What to produce:
Make an exact copy of the lines below.

Dataset entries:
· · · · ·
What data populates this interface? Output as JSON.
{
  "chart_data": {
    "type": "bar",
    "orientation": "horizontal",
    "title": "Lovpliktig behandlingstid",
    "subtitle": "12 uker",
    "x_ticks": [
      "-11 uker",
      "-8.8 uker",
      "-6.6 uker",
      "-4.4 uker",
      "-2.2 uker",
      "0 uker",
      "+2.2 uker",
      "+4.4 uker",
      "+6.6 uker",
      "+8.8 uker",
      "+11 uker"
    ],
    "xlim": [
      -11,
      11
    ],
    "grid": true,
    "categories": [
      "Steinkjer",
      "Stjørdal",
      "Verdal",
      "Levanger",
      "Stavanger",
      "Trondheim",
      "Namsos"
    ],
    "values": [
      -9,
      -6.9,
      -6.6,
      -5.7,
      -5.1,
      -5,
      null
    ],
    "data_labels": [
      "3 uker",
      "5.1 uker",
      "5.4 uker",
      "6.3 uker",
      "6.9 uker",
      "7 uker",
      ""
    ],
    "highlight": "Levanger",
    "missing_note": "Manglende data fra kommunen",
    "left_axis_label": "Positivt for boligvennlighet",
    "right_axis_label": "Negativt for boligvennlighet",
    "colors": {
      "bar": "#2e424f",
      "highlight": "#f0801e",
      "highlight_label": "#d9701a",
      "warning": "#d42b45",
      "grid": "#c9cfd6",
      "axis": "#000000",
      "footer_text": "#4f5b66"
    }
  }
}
· · · · ·
Correct answer:
What data populates this interface? Output as JSON.
{
  "chart_data": {
    "type": "bar",
    "orientation": "horizontal",
    "title": "Lovpliktig behandlingstid",
    "subtitle": "12 uker",
    "x_ticks": [
      "-11 uker",
      "-8.8 uker",
      "-6.6 uker",
      "-4.4 uker",
      "-2.2 uker",
      "0 uker",
      "+2.2 uker",
      "+4.4 uker",
      "+6.6 uker",
      "+8.8 uker",
      "+11 uker"
    ],
    "xlim": [
      -11,
      11
    ],
    "grid": true,
    "categories": [
      "Steinkjer",
      "Stjørdal",
      "Verdal",
      "Levanger",
      "Stavanger",
      "Trondheim",
      "Namsos"
    ],
    "values": [
      -9,
      -6.9,
      -6.6,
      -5.7,
      -5.1,
      -5,
      null
    ],
    "data_labels": [
      "3 uker",
      "5.1 uker",
      "5.4 uker",
      "6.3 uker",
      "6.9 uker",
      "7 uker",
      ""
    ],
    "highlight": "Levanger",
    "missing_note": "Manglende data fra kommunen",
    "left_axis_label": "Positivt for boligvennlighet",
    "right_axis_label": "Negativt for boligvennlighet",
    "colors": {
      "bar": "#2e424f",
      "highlight": "#f0801e",
      "highlight_label": "#d9701a",
      "warning": "#d42b45",
      "grid": "#c9cfd6",
      "axis": "#000000",
      "footer_text": "#4f5b66"
    }
  }
}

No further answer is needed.